◆ Text ◆
◇ ◇ ◇ ◇ ◇

First, let’s brush-up on what data quality means, especially in terms of product data.
Product Data Quality 101
Data quality refers to the standard of data regarding its consistency, accuracy, and timeliness. With Big Data sweeping the technological world, data quality is necessary to reign it all in.
The purpose of data is to inform and help with planning and decision-making. That’s impossible if the data isn’t standardized to a quality level that makes reading and understanding it easy.
Similarly, product data should be easy to understand and utilize both internal departments and customers. Every ecommerce business has a set of attributes, specifications, and other schemas that define each product. These data points describe it fully, from color to dimension, material to size, and even down to packaging attributes and metadata.
Product data quality is the extent to which product information is continually truthful, complete, and clean.
It’s more important than ever since such product information comes from multiple sources. Unfortunately, many businesses struggle with disparate systems, which further creates chaos. Maintaining data quality is impossible amid disarray. It has lead to annual losses between $1.2 million to $16.5 million for businesses of all sizes.
Why Data Quality is Important for eCommerce?
Product data represents the vitality of an online business. One could argue that it’s the foundation, it’s the selling point of your products. Accordingly, maintaining excellent product data quality is crucial.
When it comes to internal management, a business requires a clear way of handling their data. To showcase it compellingly on online channels, all product information must first be top-notch. Otherwise, your product pages will reveal the cracks in the structure.
Annually, businesses lose 15 to 25% of their revenue just to fix their data errors.
In the U.S. alone, businesses experienced a $3.1 trillion loss due to poor data quality. Now, this is for the general scope of data, coming in and out, like analytics and order processing. For instance, incomplete data about an order could lead to shipping it to the wrong place. When even business executives cannot trust their data to provide analytical forecasting, how can customers trust a product’s information to address their needs?
What can we learn from this mass mismanagement of data?

◇ ◇ ◇ ◇ ◇

Stored entries
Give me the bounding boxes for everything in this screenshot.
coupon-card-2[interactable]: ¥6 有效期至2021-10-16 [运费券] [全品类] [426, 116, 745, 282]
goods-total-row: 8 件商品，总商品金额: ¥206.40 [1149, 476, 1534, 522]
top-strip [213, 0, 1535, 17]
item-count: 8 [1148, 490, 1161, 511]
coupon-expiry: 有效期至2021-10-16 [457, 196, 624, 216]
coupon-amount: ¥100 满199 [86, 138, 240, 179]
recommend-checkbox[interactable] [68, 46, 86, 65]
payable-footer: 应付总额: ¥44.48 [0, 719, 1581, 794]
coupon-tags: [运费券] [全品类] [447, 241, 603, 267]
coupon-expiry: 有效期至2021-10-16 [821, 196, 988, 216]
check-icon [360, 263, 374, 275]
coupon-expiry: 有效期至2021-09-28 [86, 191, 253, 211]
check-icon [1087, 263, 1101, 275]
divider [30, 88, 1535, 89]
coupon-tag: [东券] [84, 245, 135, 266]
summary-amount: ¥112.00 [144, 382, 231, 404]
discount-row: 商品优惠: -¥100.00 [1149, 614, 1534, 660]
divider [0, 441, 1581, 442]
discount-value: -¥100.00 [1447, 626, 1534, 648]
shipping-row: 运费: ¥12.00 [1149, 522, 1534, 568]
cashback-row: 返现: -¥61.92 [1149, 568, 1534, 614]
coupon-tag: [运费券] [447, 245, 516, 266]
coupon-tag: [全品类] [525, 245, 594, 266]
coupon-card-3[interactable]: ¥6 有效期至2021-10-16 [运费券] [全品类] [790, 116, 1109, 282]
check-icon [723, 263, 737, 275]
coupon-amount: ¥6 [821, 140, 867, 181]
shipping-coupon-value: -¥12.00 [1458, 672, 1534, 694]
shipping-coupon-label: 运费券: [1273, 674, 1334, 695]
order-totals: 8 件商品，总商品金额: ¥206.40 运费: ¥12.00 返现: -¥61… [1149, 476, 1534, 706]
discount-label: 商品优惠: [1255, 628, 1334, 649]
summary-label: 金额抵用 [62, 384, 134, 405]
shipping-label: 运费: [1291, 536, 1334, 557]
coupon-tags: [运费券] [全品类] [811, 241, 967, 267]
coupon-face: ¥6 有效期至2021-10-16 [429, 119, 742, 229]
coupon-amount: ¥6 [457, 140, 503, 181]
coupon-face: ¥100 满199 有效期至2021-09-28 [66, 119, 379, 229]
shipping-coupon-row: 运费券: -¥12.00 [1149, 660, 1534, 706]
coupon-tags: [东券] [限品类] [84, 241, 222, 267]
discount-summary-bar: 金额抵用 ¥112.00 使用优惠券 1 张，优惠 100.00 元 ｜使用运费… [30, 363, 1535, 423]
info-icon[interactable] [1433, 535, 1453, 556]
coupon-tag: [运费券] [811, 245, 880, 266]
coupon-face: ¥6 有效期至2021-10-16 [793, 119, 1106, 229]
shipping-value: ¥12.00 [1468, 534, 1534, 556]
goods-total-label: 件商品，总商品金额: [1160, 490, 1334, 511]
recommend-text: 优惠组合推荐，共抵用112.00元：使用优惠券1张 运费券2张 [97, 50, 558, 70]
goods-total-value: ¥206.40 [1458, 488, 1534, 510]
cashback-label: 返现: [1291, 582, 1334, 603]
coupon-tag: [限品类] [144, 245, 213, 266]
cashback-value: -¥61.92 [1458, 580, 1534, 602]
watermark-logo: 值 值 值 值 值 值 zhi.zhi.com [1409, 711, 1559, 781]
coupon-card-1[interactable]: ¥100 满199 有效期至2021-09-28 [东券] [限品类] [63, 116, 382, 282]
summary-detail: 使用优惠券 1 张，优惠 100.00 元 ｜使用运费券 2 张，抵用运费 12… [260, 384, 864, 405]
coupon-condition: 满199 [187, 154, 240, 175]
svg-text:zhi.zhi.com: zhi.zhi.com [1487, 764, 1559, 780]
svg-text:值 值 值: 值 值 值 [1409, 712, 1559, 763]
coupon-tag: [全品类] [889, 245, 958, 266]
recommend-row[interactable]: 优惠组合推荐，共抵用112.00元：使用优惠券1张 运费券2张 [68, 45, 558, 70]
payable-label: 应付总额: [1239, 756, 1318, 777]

◇ ◇ ◇ ◇ ◇

◆ Problems to solve ◆
**a)** Edit the product data text from "Similarly, product data" up to and including "of all sizes.", changing "chaos" to "confusion".
**b)** Quote the stored entries word for word, from the first line up to and including the line with "recommend-checkbox[interactable] [68, 46, 86, 65]".

◆ Answers ◆
**a)**
Similarly, product data should be easy to understand and utilize both internal departments and customers. Every ecommerce business has a set of attributes, specifications, and other schemas that define each product. These data points describe it fully, from color to dimension, material to size, and even down to packaging attributes and metadata.
Product data quality is the extent to which product information is continually truthful, complete, and clean.
It’s more important than ever since such product information comes from multiple sources. Unfortunately, many businesses struggle with disparate systems, which further creates confusion. Maintaining data quality is impossible amid disarray. It has lead to annual losses between $1.2 million to $16.5 million for businesses of all sizes.

**b)**
Give me the bounding boxes for everything in this screenshot.
coupon-card-2[interactable]: ¥6 有效期至2021-10-16 [运费券] [全品类] [426, 116, 745, 282]
goods-total-row: 8 件商品，总商品金额: ¥206.40 [1149, 476, 1534, 522]
top-strip [213, 0, 1535, 17]
item-count: 8 [1148, 490, 1161, 511]
coupon-expiry: 有效期至2021-10-16 [457, 196, 624, 216]
coupon-amount: ¥100 满199 [86, 138, 240, 179]
recommend-checkbox[interactable] [68, 46, 86, 65]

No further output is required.